[WHAT YOU ARE ASKED TO DO]:
Wherever "investigated" appears in a line, list that line.

[DATA ENTRIES]:

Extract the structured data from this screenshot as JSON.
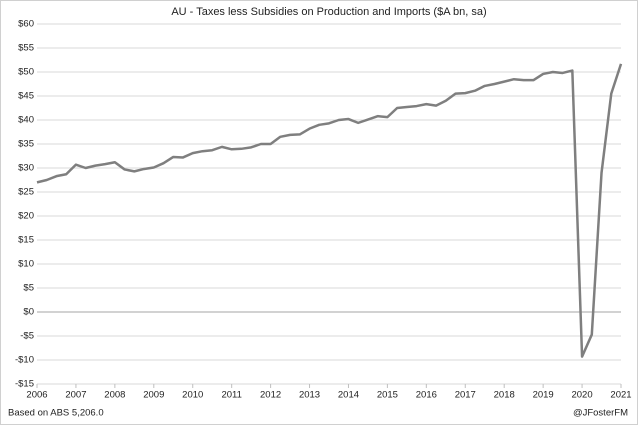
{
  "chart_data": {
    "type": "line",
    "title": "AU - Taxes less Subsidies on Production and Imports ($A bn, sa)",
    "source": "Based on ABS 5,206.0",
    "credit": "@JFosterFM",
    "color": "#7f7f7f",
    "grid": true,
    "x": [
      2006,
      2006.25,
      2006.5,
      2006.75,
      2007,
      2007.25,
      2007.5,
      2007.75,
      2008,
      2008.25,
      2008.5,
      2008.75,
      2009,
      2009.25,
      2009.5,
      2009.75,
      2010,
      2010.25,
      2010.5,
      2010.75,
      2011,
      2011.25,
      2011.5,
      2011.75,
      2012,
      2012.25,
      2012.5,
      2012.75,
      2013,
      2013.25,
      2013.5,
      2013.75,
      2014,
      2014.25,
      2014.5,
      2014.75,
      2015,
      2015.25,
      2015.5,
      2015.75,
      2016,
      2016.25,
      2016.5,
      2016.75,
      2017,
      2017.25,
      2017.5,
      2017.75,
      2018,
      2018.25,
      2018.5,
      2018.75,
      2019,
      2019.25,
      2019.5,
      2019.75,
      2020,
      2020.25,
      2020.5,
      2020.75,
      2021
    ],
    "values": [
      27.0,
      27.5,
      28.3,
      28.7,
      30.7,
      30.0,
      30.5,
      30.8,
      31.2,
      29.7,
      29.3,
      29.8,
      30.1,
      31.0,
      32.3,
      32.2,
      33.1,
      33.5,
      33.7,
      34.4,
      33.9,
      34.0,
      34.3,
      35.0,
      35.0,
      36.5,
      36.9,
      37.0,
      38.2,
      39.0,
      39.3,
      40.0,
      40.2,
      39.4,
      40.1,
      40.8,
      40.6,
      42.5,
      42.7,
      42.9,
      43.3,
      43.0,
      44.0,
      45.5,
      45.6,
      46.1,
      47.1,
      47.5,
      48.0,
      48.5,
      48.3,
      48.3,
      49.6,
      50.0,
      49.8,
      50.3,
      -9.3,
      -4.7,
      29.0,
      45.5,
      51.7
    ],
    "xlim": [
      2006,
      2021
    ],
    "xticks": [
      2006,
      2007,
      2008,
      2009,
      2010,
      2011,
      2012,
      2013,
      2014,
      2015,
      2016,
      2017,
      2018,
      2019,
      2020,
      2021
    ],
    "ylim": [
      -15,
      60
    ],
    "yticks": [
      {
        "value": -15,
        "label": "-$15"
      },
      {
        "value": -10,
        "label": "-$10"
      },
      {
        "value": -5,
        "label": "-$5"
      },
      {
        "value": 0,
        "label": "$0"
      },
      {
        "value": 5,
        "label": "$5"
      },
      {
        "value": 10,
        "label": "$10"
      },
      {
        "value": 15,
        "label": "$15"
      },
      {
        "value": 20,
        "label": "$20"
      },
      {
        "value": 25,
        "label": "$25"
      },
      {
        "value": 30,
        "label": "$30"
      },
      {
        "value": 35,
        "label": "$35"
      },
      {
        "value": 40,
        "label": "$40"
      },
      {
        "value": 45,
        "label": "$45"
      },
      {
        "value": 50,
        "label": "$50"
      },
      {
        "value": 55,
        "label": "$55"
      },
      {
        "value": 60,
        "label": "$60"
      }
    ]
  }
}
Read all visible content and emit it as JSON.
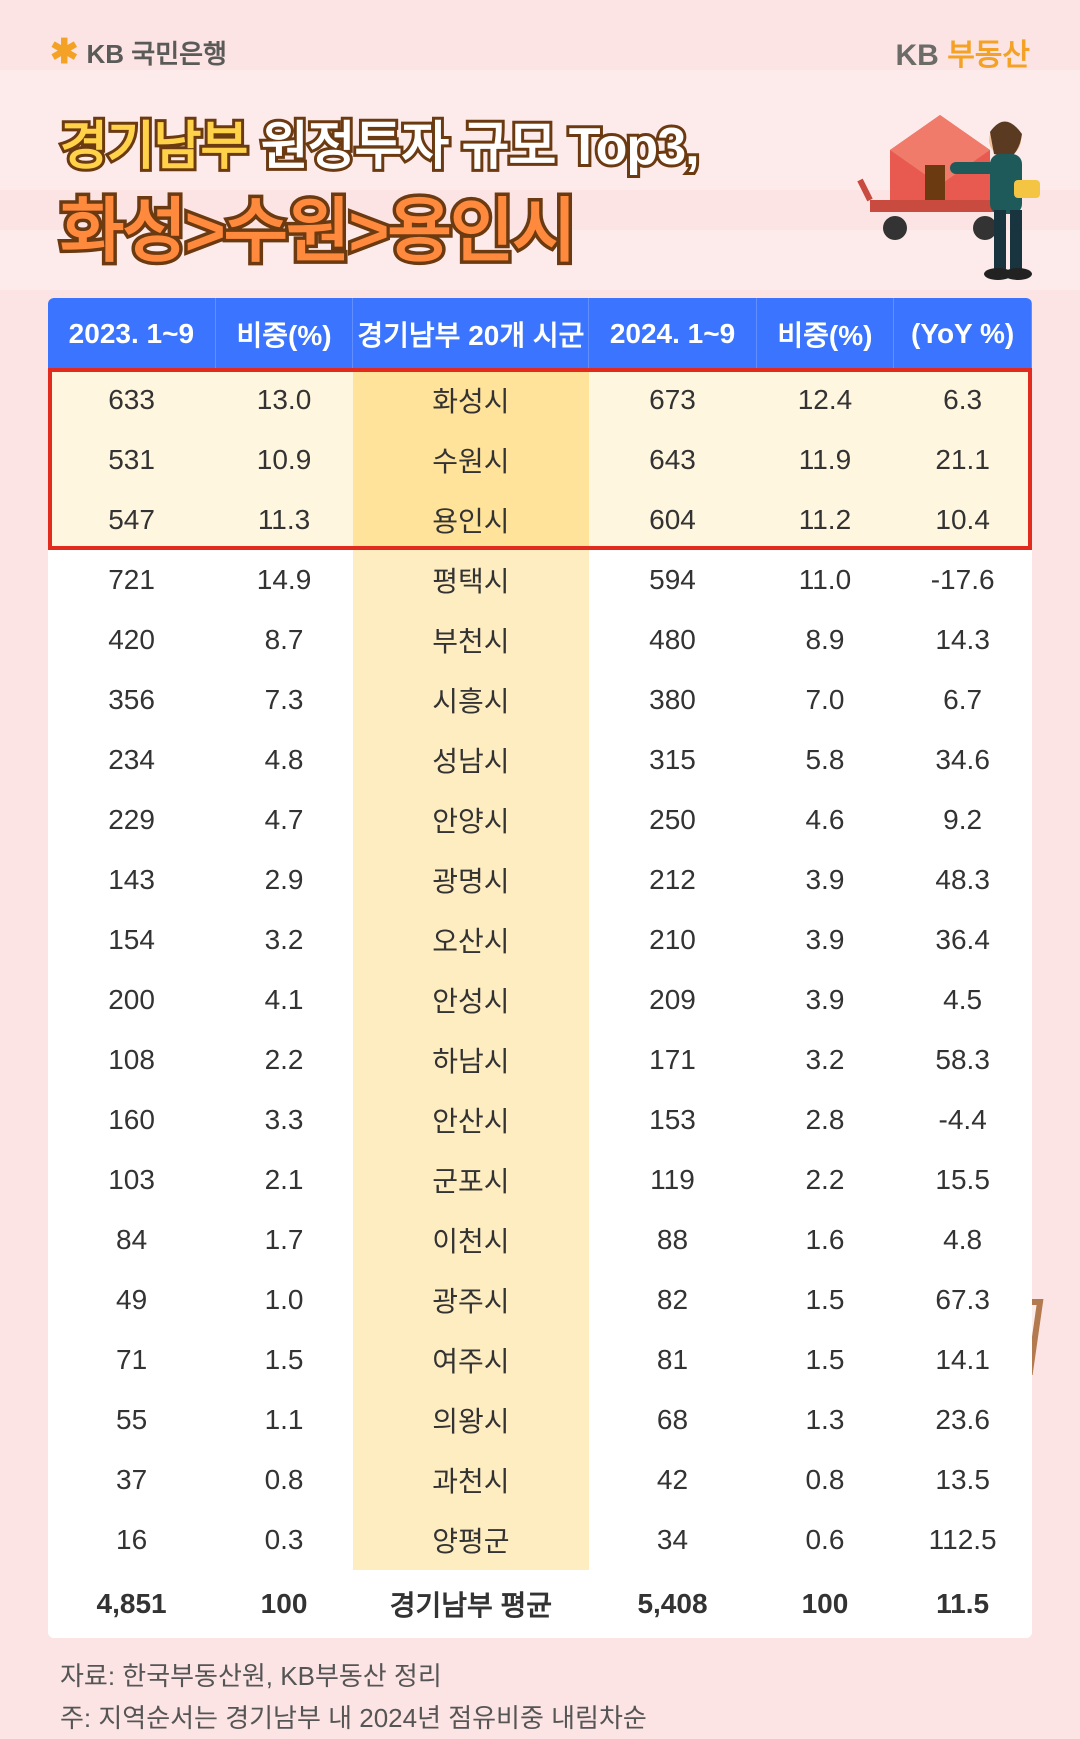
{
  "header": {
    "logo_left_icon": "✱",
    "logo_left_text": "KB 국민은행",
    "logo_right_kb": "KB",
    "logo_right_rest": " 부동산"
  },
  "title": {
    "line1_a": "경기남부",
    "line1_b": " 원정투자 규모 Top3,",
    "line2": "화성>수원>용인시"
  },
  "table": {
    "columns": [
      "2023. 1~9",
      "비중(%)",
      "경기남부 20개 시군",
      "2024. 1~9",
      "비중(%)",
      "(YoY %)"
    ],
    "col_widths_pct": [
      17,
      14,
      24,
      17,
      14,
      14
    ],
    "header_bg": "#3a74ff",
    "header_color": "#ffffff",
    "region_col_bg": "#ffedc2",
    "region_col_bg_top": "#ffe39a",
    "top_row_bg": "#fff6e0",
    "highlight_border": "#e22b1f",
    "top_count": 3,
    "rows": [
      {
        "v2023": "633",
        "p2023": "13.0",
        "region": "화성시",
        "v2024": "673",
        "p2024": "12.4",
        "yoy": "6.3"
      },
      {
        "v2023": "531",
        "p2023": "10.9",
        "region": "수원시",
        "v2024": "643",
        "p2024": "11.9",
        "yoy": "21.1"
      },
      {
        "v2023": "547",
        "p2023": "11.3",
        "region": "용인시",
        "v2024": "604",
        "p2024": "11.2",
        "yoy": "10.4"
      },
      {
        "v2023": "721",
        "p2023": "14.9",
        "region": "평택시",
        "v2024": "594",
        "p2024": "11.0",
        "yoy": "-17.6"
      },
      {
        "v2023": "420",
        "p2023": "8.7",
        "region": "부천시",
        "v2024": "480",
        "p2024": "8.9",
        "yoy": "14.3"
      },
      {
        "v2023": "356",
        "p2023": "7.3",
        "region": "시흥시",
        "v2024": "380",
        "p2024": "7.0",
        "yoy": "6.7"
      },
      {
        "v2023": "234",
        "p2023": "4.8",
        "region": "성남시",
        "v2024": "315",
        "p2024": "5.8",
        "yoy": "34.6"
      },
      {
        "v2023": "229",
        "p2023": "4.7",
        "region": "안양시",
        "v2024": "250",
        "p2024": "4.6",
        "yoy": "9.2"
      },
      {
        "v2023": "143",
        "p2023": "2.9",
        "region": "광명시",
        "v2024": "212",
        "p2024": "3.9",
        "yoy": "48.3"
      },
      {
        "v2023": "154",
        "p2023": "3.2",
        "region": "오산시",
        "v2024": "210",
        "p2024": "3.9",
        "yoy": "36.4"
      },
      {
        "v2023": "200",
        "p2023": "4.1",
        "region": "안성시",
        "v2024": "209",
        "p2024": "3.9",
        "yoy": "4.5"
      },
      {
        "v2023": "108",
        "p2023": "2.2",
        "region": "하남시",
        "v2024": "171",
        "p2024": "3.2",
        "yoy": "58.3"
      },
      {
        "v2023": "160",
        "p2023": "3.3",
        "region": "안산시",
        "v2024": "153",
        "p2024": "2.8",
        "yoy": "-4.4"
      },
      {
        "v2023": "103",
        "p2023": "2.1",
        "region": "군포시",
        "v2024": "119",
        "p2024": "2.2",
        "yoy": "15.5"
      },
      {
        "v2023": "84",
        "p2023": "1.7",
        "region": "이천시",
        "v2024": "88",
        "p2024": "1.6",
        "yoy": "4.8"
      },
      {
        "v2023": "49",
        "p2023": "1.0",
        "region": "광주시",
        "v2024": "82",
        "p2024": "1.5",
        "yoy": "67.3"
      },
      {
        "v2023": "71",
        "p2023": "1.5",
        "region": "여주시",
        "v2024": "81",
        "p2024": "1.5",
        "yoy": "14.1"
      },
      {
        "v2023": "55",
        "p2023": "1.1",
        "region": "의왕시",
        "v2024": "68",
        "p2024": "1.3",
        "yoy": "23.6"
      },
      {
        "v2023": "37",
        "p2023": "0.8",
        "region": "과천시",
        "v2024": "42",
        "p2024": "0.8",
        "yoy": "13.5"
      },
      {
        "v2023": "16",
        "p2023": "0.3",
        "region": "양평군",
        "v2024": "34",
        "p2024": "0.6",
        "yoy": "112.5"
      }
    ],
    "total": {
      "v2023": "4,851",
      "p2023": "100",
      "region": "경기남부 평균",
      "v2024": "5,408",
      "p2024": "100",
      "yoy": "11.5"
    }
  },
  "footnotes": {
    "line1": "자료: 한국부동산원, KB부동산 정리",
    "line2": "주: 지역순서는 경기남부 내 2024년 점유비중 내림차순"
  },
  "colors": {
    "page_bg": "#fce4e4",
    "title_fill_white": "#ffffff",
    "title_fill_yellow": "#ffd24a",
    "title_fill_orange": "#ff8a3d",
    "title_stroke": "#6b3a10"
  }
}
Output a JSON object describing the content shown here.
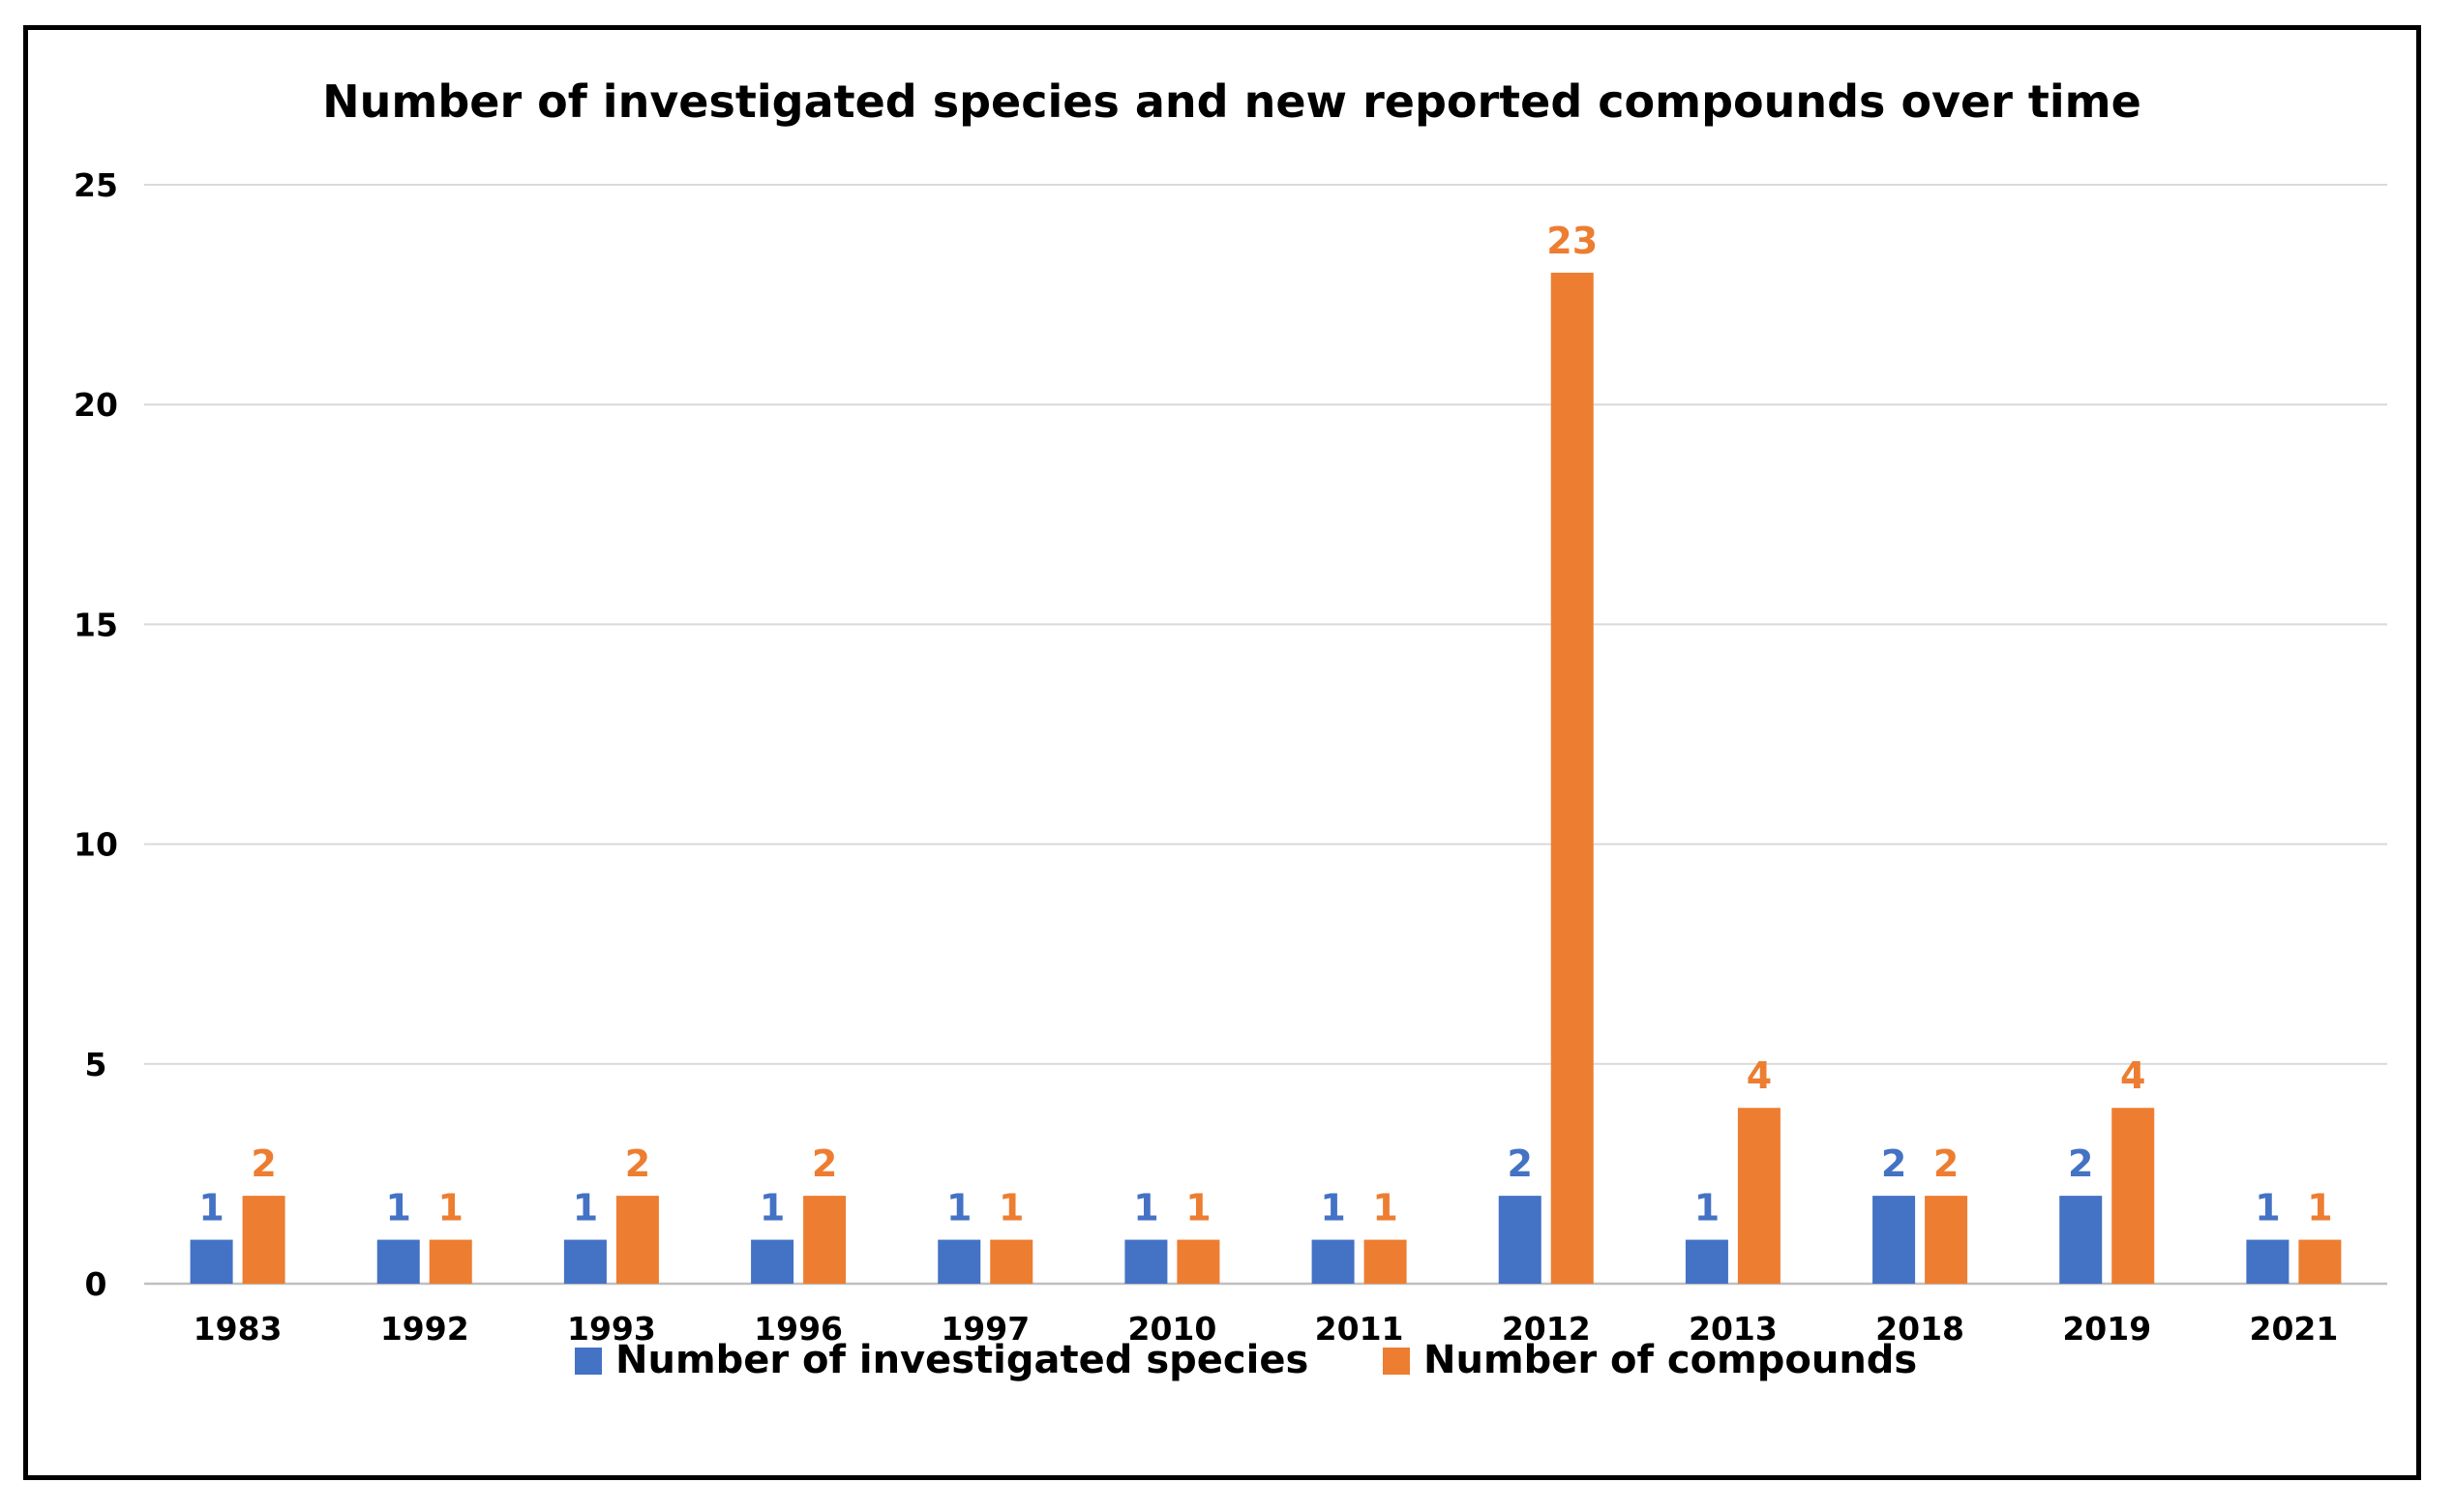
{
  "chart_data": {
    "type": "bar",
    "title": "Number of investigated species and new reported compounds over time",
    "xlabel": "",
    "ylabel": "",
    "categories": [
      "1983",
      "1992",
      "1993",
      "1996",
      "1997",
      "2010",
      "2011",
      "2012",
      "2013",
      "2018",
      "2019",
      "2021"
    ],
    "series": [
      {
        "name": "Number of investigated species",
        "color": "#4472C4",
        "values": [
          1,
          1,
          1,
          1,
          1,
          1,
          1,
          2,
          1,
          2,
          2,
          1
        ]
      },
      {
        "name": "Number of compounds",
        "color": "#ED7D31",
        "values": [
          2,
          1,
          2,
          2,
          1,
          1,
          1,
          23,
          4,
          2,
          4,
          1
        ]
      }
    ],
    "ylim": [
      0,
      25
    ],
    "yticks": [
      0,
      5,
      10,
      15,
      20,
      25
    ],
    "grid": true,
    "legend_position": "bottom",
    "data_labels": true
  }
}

[CORRECT RESPONSE]:
    "title": "Number of investigated species and new reported compounds over time",
        "name": "Number of investigated species",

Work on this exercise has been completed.